◆ **What the task asks**: Arrange every line of the data below into a numbered list, skipping any blank lines and leaving the pictures out.

◆ **Stored data**:
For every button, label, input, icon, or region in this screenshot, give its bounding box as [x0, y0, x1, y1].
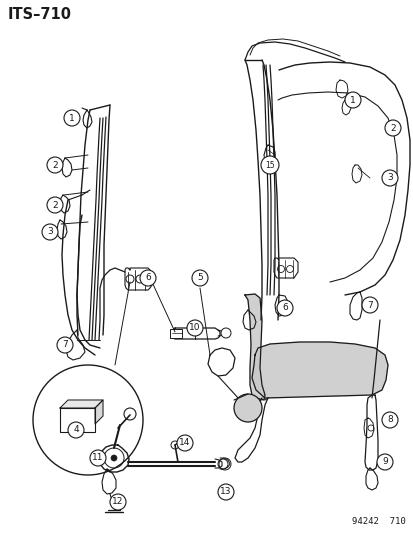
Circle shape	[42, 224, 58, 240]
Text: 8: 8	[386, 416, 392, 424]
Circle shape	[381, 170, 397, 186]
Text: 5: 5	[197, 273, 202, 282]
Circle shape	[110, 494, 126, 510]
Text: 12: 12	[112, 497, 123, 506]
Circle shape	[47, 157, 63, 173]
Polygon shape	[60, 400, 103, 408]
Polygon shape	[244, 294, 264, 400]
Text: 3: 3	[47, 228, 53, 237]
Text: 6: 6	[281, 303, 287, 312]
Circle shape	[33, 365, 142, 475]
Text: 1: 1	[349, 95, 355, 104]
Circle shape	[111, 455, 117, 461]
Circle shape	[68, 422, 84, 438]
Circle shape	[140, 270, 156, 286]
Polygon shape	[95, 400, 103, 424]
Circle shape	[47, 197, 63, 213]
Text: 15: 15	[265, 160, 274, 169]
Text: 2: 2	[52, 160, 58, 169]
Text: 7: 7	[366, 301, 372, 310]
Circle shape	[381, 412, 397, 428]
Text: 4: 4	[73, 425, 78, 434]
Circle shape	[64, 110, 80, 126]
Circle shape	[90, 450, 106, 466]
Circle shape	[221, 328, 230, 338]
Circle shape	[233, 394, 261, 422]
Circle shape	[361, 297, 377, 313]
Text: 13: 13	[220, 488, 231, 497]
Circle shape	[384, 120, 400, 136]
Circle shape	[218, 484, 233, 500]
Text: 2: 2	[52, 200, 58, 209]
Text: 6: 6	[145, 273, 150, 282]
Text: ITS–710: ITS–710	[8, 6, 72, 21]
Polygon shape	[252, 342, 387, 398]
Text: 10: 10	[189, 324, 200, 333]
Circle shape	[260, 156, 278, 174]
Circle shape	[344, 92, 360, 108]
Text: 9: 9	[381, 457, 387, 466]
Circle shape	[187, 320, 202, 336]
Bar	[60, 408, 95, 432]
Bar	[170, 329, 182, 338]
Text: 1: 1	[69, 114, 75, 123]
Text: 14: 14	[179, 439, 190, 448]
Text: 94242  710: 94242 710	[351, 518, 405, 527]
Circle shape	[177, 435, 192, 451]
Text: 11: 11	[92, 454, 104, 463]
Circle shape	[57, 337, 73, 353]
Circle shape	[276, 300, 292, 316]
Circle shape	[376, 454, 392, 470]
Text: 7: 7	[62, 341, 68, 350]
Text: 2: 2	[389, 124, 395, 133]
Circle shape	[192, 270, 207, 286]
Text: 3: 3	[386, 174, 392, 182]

◆ **Response to the exercise**:
1. For every button, label, input, icon, or region in this screenshot, give its bounding box as [x0, y0, x1, y1].
2. Circle shape	[42, 224, 58, 240]
3. Text: 8: 8	[386, 416, 392, 424]
4. Circle shape	[381, 170, 397, 186]
5. Text: 5: 5	[197, 273, 202, 282]
6. Circle shape	[110, 494, 126, 510]
7. Text: 12: 12	[112, 497, 123, 506]
8. Circle shape	[47, 157, 63, 173]
9. Polygon shape	[60, 400, 103, 408]
10. Polygon shape	[244, 294, 264, 400]
11. Text: 3: 3	[47, 228, 53, 237]
12. Text: 6: 6	[281, 303, 287, 312]
13. Circle shape	[33, 365, 142, 475]
14. Text: 1: 1	[349, 95, 355, 104]
15. Circle shape	[111, 455, 117, 461]
16. Circle shape	[68, 422, 84, 438]
17. Circle shape	[140, 270, 156, 286]
18. Polygon shape	[95, 400, 103, 424]
19. Circle shape	[47, 197, 63, 213]
20. Text: 15: 15	[265, 160, 274, 169]
21. Text: 2: 2	[52, 160, 58, 169]
22. Text: 7: 7	[366, 301, 372, 310]
23. Circle shape	[381, 412, 397, 428]
24. Text: 4: 4	[73, 425, 78, 434]
25. Circle shape	[64, 110, 80, 126]
26. Circle shape	[90, 450, 106, 466]
27. Circle shape	[221, 328, 230, 338]
28. Circle shape	[233, 394, 261, 422]
29. Circle shape	[361, 297, 377, 313]
30. Text: 13: 13	[220, 488, 231, 497]
31. Circle shape	[384, 120, 400, 136]
32. Circle shape	[218, 484, 233, 500]
33. Text: 2: 2	[52, 200, 58, 209]
34. Text: 6: 6	[145, 273, 150, 282]
35. Text: ITS–710: ITS–710	[8, 6, 72, 21]
36. Polygon shape	[252, 342, 387, 398]
37. Text: 10: 10	[189, 324, 200, 333]
38. Circle shape	[260, 156, 278, 174]
39. Circle shape	[344, 92, 360, 108]
40. Text: 9: 9	[381, 457, 387, 466]
41. Circle shape	[187, 320, 202, 336]
42. Bar	[60, 408, 95, 432]
43. Bar	[170, 329, 182, 338]
44. Text: 1: 1	[69, 114, 75, 123]
45. Text: 14: 14	[179, 439, 190, 448]
46. Text: 94242  710: 94242 710	[351, 518, 405, 527]
47. Circle shape	[177, 435, 192, 451]
48. Text: 11: 11	[92, 454, 104, 463]
49. Circle shape	[57, 337, 73, 353]
50. Circle shape	[276, 300, 292, 316]
51. Circle shape	[376, 454, 392, 470]
52. Text: 7: 7	[62, 341, 68, 350]
53. Text: 2: 2	[389, 124, 395, 133]
54. Circle shape	[192, 270, 207, 286]
55. Text: 3: 3	[386, 174, 392, 182]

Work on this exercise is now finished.